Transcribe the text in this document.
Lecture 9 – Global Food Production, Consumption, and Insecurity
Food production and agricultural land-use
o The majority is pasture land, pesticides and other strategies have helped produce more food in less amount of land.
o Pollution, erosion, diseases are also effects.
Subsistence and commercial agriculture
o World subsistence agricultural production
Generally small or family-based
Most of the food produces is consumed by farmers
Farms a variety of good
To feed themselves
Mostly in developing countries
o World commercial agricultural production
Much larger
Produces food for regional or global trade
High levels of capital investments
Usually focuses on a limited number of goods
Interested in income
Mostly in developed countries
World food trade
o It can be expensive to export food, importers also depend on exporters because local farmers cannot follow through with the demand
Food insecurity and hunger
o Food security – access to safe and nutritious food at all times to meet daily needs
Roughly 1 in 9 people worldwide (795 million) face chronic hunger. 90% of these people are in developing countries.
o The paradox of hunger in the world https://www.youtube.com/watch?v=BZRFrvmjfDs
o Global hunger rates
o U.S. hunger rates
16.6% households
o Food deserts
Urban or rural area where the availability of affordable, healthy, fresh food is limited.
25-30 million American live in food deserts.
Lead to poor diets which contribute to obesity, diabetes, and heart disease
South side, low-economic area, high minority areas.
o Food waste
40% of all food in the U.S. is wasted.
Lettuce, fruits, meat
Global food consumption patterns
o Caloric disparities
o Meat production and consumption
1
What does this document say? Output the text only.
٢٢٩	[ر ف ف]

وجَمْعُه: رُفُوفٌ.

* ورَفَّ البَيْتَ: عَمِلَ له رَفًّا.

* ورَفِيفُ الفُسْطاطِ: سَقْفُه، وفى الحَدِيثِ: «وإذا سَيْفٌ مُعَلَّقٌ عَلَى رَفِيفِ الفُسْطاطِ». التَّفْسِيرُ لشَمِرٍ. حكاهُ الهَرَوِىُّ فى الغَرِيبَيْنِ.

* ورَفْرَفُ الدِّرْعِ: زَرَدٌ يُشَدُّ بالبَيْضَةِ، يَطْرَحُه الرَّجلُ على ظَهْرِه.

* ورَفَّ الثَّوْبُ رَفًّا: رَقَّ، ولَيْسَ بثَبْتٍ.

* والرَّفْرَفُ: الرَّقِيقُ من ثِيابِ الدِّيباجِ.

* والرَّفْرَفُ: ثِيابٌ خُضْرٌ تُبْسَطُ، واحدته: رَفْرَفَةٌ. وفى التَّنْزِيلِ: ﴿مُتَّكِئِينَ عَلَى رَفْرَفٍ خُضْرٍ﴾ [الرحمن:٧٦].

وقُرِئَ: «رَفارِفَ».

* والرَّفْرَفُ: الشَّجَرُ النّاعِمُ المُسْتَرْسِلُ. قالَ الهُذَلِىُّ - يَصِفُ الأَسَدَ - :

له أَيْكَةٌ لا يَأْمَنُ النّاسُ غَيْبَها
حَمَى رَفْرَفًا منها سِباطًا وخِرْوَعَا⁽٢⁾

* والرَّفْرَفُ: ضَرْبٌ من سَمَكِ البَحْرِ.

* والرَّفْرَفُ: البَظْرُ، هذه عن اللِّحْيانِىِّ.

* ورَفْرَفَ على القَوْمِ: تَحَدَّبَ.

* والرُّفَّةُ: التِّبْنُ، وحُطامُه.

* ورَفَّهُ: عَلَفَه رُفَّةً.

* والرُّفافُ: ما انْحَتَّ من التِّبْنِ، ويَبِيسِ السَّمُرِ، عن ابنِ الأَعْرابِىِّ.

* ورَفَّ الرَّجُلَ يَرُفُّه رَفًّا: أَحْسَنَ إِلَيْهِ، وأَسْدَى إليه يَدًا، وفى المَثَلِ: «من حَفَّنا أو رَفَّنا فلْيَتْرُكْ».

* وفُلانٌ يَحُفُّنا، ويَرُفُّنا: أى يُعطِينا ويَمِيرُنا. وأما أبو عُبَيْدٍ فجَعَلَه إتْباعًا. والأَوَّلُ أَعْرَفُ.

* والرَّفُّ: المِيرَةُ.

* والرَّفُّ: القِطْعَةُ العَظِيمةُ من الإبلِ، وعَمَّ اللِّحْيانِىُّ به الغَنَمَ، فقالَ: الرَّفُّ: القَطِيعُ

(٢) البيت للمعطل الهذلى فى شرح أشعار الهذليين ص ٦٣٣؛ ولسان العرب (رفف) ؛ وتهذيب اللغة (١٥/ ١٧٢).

▸ Work required
Identify every line above with the string "commercial" in it. Copy those lines.

▸ Response to the exercise
Subsistence and commercial agriculture
o World commercial agricultural production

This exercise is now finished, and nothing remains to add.